### REQUIRED TASK
Copy every record word for word.

### SOURCE RECORDS
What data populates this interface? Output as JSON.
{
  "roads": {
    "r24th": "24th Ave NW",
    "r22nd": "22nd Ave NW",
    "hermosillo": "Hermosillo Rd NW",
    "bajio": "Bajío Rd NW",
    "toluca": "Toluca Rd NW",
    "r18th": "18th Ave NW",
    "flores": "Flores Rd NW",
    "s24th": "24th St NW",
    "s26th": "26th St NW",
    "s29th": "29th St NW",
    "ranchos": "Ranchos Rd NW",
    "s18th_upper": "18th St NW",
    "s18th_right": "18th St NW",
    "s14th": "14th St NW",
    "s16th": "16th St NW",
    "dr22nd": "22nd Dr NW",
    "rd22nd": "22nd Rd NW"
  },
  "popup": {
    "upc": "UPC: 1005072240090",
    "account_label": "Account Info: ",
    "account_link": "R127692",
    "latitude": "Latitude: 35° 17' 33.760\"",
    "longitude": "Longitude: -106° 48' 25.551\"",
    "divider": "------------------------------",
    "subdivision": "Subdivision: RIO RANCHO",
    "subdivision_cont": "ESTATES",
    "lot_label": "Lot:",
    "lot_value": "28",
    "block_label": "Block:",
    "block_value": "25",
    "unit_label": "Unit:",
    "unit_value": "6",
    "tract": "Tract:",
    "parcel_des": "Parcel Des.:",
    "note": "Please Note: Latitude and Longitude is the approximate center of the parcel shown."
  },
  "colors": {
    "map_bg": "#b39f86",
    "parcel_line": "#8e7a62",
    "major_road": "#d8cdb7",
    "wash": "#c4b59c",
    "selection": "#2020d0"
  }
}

### RESPONSE BELOW
What data populates this interface? Output as JSON.
{
  "roads": {
    "r24th": "24th Ave NW",
    "r22nd": "22nd Ave NW",
    "hermosillo": "Hermosillo Rd NW",
    "bajio": "Bajío Rd NW",
    "toluca": "Toluca Rd NW",
    "r18th": "18th Ave NW",
    "flores": "Flores Rd NW",
    "s24th": "24th St NW",
    "s26th": "26th St NW",
    "s29th": "29th St NW",
    "ranchos": "Ranchos Rd NW",
    "s18th_upper": "18th St NW",
    "s18th_right": "18th St NW",
    "s14th": "14th St NW",
    "s16th": "16th St NW",
    "dr22nd": "22nd Dr NW",
    "rd22nd": "22nd Rd NW"
  },
  "popup": {
    "upc": "UPC: 1005072240090",
    "account_label": "Account Info: ",
    "account_link": "R127692",
    "latitude": "Latitude: 35° 17' 33.760\"",
    "longitude": "Longitude: -106° 48' 25.551\"",
    "divider": "------------------------------",
    "subdivision": "Subdivision: RIO RANCHO",
    "subdivision_cont": "ESTATES",
    "lot_label": "Lot:",
    "lot_value": "28",
    "block_label": "Block:",
    "block_value": "25",
    "unit_label": "Unit:",
    "unit_value": "6",
    "tract": "Tract:",
    "parcel_des": "Parcel Des.:",
    "note": "Please Note: Latitude and Longitude is the approximate center of the parcel shown."
  },
  "colors": {
    "map_bg": "#b39f86",
    "parcel_line": "#8e7a62",
    "major_road": "#d8cdb7",
    "wash": "#c4b59c",
    "selection": "#2020d0"
  }
}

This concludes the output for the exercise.